## Goal
Every line of the material is to be repeated exactly as it stands.
[START OF Listed entries]
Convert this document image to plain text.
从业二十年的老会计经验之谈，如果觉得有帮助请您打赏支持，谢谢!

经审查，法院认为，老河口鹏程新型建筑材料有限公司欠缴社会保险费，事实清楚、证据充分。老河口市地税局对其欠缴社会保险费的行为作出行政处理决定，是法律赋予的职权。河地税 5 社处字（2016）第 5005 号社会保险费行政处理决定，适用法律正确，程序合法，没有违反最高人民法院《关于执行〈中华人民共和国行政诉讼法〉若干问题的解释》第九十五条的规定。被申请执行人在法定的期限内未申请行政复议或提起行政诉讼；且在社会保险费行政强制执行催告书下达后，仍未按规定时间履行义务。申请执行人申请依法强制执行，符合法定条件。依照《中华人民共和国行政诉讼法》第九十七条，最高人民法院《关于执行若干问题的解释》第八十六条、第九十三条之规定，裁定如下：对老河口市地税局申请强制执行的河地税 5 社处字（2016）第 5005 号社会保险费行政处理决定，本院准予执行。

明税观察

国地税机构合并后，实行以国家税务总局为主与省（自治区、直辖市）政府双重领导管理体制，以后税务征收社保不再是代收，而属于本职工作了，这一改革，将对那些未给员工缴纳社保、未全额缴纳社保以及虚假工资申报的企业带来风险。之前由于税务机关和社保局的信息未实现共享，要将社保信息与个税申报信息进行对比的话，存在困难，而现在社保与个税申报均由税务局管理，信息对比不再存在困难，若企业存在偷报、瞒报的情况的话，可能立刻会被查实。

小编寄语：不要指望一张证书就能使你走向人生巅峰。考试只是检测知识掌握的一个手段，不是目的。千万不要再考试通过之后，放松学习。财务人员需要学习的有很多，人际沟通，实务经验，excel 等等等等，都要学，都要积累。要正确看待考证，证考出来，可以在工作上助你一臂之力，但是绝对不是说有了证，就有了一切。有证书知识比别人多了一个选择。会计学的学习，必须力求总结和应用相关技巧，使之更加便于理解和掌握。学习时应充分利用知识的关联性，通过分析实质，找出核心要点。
[END OF Listed entries]
## Full answer
Convert this document image to plain text.
从业二十年的老会计经验之谈，如果觉得有帮助请您打赏支持，谢谢!

经审查，法院认为，老河口鹏程新型建筑材料有限公司欠缴社会保险费，事实清楚、证据充分。老河口市地税局对其欠缴社会保险费的行为作出行政处理决定，是法律赋予的职权。河地税 5 社处字（2016）第 5005 号社会保险费行政处理决定，适用法律正确，程序合法，没有违反最高人民法院《关于执行〈中华人民共和国行政诉讼法〉若干问题的解释》第九十五条的规定。被申请执行人在法定的期限内未申请行政复议或提起行政诉讼；且在社会保险费行政强制执行催告书下达后，仍未按规定时间履行义务。申请执行人申请依法强制执行，符合法定条件。依照《中华人民共和国行政诉讼法》第九十七条，最高人民法院《关于执行若干问题的解释》第八十六条、第九十三条之规定，裁定如下：对老河口市地税局申请强制执行的河地税 5 社处字（2016）第 5005 号社会保险费行政处理决定，本院准予执行。

明税观察

国地税机构合并后，实行以国家税务总局为主与省（自治区、直辖市）政府双重领导管理体制，以后税务征收社保不再是代收，而属于本职工作了，这一改革，将对那些未给员工缴纳社保、未全额缴纳社保以及虚假工资申报的企业带来风险。之前由于税务机关和社保局的信息未实现共享，要将社保信息与个税申报信息进行对比的话，存在困难，而现在社保与个税申报均由税务局管理，信息对比不再存在困难，若企业存在偷报、瞒报的情况的话，可能立刻会被查实。

小编寄语：不要指望一张证书就能使你走向人生巅峰。考试只是检测知识掌握的一个手段，不是目的。千万不要再考试通过之后，放松学习。财务人员需要学习的有很多，人际沟通，实务经验，excel 等等等等，都要学，都要积累。要正确看待考证，证考出来，可以在工作上助你一臂之力，但是绝对不是说有了证，就有了一切。有证书知识比别人多了一个选择。会计学的学习，必须力求总结和应用相关技巧，使之更加便于理解和掌握。学习时应充分利用知识的关联性，通过分析实质，找出核心要点。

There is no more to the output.